[Stored items]
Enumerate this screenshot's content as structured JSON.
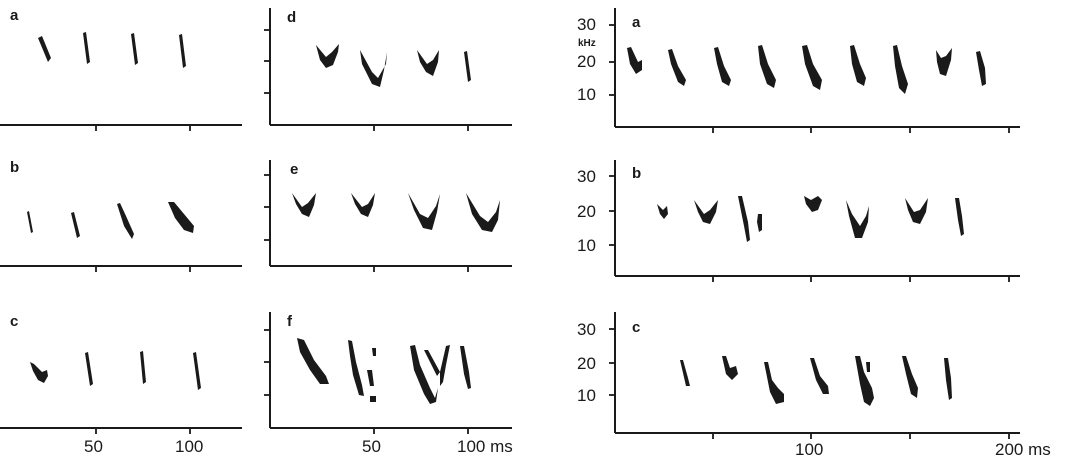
{
  "figure": {
    "columns": [
      {
        "id": "left",
        "panels": [
          {
            "label": "a"
          },
          {
            "label": "b"
          },
          {
            "label": "c"
          }
        ],
        "x_tick_labels": [
          "50",
          "100"
        ],
        "x_unit": ""
      },
      {
        "id": "middle",
        "panels": [
          {
            "label": "d"
          },
          {
            "label": "e"
          },
          {
            "label": "f"
          }
        ],
        "x_tick_labels": [
          "50",
          "100 ms"
        ],
        "x_unit": ""
      },
      {
        "id": "right",
        "panels": [
          {
            "label": "a",
            "y_tick_labels": [
              "30",
              "20",
              "10"
            ],
            "y_unit": "kHz"
          },
          {
            "label": "b",
            "y_tick_labels": [
              "30",
              "20",
              "10"
            ]
          },
          {
            "label": "c",
            "y_tick_labels": [
              "30",
              "20",
              "10"
            ]
          }
        ],
        "x_tick_labels": [
          "100",
          "200 ms"
        ],
        "x_unit": ""
      }
    ]
  }
}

→ STATED TASK
Write out all the records again, exactly, minus any pictures.

→ TASK RESPONSE
Enumerate this screenshot's content as structured JSON.
{
  "figure": {
    "columns": [
      {
        "id": "left",
        "panels": [
          {
            "label": "a"
          },
          {
            "label": "b"
          },
          {
            "label": "c"
          }
        ],
        "x_tick_labels": [
          "50",
          "100"
        ],
        "x_unit": ""
      },
      {
        "id": "middle",
        "panels": [
          {
            "label": "d"
          },
          {
            "label": "e"
          },
          {
            "label": "f"
          }
        ],
        "x_tick_labels": [
          "50",
          "100 ms"
        ],
        "x_unit": ""
      },
      {
        "id": "right",
        "panels": [
          {
            "label": "a",
            "y_tick_labels": [
              "30",
              "20",
              "10"
            ],
            "y_unit": "kHz"
          },
          {
            "label": "b",
            "y_tick_labels": [
              "30",
              "20",
              "10"
            ]
          },
          {
            "label": "c",
            "y_tick_labels": [
              "30",
              "20",
              "10"
            ]
          }
        ],
        "x_tick_labels": [
          "100",
          "200 ms"
        ],
        "x_unit": ""
      }
    ]
  }
}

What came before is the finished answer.